■ **What you are asked to do**:
Pick out all lines of the entries that include the word "карман" and copy them.

━━ Recorded data ━━

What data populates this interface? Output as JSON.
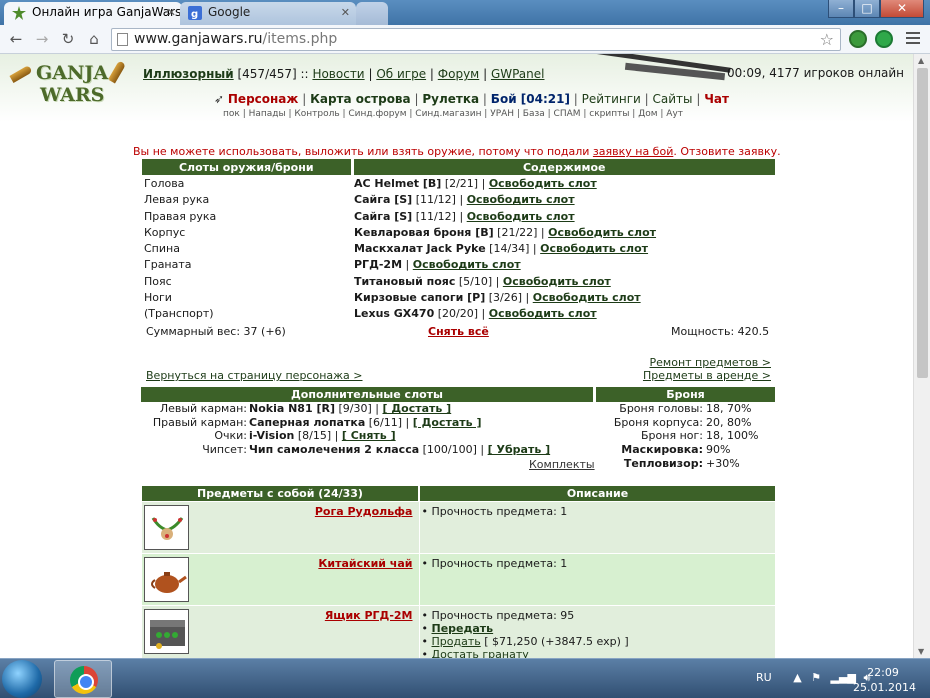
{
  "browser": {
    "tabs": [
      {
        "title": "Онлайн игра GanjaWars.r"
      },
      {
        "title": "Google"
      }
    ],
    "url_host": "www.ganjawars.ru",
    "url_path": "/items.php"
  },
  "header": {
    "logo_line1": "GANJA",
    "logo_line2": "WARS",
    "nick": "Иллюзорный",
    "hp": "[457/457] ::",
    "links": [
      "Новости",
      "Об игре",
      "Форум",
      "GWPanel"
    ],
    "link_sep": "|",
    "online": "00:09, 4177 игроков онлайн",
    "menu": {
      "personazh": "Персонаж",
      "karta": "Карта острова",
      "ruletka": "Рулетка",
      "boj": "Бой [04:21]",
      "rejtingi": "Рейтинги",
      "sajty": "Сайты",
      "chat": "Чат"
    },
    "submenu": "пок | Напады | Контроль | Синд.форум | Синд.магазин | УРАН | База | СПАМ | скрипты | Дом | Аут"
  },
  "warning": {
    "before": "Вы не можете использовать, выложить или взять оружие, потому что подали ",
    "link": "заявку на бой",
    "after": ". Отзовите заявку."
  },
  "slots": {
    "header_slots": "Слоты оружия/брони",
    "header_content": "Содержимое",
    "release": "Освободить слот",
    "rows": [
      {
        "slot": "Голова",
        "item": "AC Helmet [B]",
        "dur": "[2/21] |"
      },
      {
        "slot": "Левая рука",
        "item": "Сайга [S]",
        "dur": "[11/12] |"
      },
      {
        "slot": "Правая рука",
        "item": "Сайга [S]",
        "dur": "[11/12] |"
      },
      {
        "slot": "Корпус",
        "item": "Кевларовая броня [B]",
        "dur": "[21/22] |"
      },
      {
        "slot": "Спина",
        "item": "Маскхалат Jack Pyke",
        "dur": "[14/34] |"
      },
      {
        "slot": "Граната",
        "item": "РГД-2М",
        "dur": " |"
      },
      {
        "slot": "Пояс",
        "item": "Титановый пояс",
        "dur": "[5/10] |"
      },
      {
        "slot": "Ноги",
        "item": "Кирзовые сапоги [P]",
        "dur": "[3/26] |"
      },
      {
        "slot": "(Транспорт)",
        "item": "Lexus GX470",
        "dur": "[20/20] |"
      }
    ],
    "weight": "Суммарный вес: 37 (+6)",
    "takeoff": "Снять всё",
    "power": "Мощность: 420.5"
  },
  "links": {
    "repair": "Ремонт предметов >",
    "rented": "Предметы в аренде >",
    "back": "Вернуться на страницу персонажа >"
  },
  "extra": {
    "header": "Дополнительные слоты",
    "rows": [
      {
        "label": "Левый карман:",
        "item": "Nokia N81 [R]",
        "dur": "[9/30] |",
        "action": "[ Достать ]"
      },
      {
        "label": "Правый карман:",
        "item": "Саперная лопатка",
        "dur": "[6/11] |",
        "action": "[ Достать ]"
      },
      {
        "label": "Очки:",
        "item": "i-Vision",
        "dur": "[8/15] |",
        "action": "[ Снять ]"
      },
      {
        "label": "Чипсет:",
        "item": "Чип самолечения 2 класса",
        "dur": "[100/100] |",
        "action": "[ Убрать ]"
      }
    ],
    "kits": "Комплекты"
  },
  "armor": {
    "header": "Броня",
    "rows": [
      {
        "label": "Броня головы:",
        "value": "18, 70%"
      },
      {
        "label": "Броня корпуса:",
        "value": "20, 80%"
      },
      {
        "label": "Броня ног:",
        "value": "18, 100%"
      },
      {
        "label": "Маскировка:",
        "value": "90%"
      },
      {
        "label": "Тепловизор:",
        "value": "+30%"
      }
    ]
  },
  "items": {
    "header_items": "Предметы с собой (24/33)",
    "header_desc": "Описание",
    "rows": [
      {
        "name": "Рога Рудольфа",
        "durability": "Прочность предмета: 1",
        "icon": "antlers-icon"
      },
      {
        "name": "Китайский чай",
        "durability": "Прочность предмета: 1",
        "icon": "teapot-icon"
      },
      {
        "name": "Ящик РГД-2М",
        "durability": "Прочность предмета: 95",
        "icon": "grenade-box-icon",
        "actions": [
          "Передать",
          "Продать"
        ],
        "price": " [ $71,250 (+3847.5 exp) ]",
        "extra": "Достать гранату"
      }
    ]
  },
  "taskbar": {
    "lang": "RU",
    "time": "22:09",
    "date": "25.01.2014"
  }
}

━━━

■ **Answer to this exercise**:
        "label": "Левый карман:",
        "label": "Правый карман:",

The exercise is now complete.